> [SET EXERCISE] The entries below contain pictures. Retype everything except those pictures, exactly as given.

> [GIVEN DATA]
────────────────

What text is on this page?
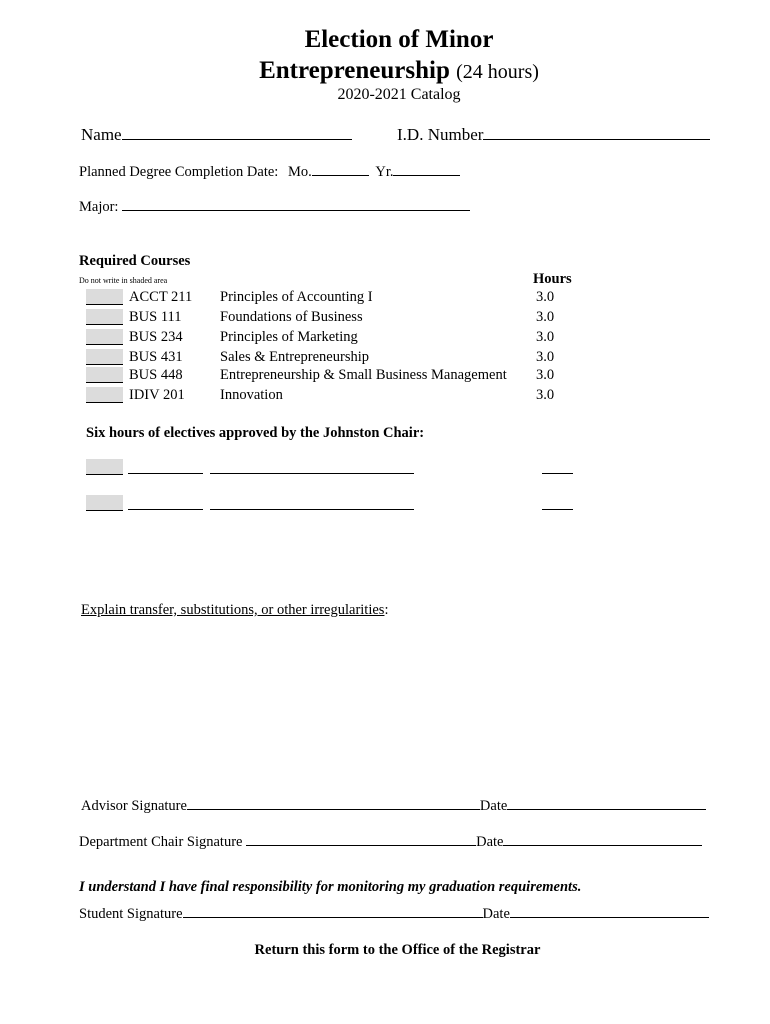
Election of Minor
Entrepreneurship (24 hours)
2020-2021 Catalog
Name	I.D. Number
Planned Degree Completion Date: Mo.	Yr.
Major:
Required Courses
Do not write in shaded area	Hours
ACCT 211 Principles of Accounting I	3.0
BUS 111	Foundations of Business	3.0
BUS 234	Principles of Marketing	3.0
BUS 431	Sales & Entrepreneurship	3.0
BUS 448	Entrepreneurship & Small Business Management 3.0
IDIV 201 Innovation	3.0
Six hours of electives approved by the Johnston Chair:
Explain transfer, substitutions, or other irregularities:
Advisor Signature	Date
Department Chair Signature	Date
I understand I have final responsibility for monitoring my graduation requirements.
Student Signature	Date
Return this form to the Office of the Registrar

────────────────

> [RESULT OF THIS EXERCISE]
What text is on this page?
Election of Minor
Entrepreneurship (24 hours)
2020-2021 Catalog
Name	I.D. Number
Planned Degree Completion Date: Mo.	Yr.
Major:
Required Courses
Do not write in shaded area	Hours
ACCT 211 Principles of Accounting I	3.0
BUS 111	Foundations of Business	3.0
BUS 234	Principles of Marketing	3.0
BUS 431	Sales & Entrepreneurship	3.0
BUS 448	Entrepreneurship & Small Business Management 3.0
IDIV 201 Innovation	3.0
Six hours of electives approved by the Johnston Chair:
Explain transfer, substitutions, or other irregularities:
Advisor Signature	Date
Department Chair Signature	Date
I understand I have final responsibility for monitoring my graduation requirements.
Student Signature	Date
Return this form to the Office of the Registrar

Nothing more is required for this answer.